--- START OF Extracted data ---

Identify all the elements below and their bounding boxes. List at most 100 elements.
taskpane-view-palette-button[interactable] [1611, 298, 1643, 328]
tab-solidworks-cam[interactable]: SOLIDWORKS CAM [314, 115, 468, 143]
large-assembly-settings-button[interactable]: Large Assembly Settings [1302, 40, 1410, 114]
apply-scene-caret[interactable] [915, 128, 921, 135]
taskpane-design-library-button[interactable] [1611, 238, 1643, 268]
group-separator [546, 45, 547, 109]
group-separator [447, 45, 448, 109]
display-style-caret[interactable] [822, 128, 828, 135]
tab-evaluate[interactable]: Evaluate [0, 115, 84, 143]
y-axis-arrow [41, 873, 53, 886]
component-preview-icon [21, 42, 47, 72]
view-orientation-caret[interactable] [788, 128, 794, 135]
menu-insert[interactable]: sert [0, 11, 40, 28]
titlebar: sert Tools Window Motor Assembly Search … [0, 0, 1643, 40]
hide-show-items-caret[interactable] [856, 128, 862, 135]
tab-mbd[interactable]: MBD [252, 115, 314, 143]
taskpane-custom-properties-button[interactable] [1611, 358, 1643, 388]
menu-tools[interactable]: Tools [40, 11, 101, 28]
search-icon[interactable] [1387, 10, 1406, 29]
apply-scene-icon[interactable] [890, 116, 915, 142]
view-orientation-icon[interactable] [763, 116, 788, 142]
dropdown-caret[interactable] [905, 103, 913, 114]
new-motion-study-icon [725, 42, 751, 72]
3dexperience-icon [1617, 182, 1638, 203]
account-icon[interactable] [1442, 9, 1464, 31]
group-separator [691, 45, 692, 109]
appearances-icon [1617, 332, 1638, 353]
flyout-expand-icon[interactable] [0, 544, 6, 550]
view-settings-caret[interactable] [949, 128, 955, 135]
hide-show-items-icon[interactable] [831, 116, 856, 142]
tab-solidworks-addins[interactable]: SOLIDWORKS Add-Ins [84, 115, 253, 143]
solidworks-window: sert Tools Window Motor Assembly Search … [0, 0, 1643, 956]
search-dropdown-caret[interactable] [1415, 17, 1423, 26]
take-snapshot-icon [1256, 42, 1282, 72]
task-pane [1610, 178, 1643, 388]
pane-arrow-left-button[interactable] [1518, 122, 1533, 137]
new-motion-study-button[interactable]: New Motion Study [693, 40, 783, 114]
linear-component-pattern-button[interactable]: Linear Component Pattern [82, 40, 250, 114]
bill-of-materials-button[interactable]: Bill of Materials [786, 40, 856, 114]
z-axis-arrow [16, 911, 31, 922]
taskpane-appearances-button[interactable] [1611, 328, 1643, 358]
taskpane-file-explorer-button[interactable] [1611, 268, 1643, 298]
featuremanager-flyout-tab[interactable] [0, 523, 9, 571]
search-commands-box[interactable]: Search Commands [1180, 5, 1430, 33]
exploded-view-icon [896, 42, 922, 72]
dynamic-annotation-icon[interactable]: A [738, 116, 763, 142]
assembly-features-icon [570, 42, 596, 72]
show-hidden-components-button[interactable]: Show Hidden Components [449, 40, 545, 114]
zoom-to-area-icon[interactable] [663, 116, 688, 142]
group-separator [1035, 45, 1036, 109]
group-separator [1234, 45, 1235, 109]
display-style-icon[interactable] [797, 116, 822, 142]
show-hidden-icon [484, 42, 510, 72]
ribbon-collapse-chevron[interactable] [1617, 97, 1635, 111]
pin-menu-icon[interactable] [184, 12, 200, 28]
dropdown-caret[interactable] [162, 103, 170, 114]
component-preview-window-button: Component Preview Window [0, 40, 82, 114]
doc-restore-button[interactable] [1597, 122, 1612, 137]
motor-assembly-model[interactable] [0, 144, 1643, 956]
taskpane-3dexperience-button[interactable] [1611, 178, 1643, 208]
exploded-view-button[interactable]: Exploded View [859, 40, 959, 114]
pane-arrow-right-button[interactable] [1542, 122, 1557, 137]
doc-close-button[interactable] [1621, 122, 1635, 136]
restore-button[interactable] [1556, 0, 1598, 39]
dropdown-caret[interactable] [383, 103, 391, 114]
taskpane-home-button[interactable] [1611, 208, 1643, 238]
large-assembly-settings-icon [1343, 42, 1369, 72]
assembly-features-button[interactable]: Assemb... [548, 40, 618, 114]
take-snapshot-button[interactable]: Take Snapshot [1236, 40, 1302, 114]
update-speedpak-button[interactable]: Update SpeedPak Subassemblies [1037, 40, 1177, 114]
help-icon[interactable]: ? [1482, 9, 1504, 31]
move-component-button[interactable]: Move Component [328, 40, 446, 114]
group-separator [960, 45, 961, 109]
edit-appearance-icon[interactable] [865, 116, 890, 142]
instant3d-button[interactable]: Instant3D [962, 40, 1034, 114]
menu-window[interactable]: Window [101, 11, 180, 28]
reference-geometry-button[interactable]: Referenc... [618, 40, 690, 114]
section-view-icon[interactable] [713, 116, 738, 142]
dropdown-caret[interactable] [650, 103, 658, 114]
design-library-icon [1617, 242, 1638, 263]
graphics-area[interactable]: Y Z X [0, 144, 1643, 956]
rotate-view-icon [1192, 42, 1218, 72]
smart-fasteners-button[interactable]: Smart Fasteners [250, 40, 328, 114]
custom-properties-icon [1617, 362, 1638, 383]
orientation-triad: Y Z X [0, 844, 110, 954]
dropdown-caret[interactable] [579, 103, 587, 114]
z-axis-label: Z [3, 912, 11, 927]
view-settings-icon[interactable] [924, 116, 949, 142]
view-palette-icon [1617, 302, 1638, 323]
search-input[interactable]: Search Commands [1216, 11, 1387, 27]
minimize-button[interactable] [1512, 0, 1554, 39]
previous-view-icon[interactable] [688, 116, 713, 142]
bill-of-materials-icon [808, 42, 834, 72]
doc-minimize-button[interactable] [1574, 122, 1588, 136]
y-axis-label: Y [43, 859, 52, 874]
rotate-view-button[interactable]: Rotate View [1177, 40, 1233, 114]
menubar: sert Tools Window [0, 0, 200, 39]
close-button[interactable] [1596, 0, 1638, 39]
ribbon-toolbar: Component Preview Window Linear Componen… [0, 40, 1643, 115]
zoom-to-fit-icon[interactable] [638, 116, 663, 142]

--- END OF Extracted data ---

Your task:
Extract each line from the items above that contains the string "separator", treating uppercase and lowercase as different.

Solution:
group-separator [546, 45, 547, 109]
group-separator [447, 45, 448, 109]
group-separator [691, 45, 692, 109]
group-separator [1035, 45, 1036, 109]
group-separator [1234, 45, 1235, 109]
group-separator [960, 45, 961, 109]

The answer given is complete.